===== DATA LISTING

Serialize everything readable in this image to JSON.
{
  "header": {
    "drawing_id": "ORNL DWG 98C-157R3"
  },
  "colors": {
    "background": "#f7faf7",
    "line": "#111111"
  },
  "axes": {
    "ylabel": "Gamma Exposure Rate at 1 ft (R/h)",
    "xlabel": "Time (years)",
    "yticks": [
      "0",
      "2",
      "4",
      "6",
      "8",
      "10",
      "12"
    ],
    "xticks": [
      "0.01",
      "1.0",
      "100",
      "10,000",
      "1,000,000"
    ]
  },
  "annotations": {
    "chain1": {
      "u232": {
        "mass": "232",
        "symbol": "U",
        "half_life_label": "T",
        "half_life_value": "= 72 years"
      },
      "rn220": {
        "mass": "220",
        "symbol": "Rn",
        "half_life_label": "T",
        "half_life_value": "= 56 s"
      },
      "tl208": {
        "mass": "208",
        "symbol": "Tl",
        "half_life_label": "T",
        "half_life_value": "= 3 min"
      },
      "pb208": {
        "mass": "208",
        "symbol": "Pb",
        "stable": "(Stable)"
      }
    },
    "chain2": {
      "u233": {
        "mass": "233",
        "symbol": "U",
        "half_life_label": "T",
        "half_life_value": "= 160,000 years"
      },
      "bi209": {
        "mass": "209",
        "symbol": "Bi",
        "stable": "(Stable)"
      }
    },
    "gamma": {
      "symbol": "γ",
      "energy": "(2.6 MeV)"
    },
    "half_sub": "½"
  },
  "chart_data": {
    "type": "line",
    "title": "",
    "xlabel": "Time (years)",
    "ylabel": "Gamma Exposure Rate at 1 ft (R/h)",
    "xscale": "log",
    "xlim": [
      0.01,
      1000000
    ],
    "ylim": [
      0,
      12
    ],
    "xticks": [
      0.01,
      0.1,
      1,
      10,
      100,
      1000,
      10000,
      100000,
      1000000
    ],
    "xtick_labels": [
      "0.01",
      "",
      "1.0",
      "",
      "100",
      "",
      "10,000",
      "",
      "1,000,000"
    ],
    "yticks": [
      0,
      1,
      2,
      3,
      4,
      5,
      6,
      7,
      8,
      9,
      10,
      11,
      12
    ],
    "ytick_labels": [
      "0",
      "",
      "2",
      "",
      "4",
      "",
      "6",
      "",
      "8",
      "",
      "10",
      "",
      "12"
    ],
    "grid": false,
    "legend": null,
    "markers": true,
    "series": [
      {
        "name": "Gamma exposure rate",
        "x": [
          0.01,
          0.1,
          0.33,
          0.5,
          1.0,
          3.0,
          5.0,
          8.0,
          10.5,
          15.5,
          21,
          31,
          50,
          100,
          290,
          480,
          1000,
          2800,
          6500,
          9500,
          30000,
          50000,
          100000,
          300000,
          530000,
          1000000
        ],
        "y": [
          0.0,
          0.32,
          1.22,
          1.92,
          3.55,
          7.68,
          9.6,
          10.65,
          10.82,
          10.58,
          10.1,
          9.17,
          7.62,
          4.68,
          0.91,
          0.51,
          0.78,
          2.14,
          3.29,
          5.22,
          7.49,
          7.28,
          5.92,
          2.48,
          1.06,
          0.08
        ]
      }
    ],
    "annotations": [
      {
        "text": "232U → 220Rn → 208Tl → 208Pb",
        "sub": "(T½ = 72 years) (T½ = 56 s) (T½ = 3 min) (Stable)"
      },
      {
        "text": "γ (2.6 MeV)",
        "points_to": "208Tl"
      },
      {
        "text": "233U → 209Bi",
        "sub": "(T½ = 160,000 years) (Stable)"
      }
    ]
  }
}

==========

Copy out every line in the listing where the word "Stable" appears.

        "stable": "(Stable)"
        "stable": "(Stable)"
        "sub": "(T½ = 72 years) (T½ = 56 s) (T½ = 3 min) (Stable)"
        "sub": "(T½ = 160,000 years) (Stable)"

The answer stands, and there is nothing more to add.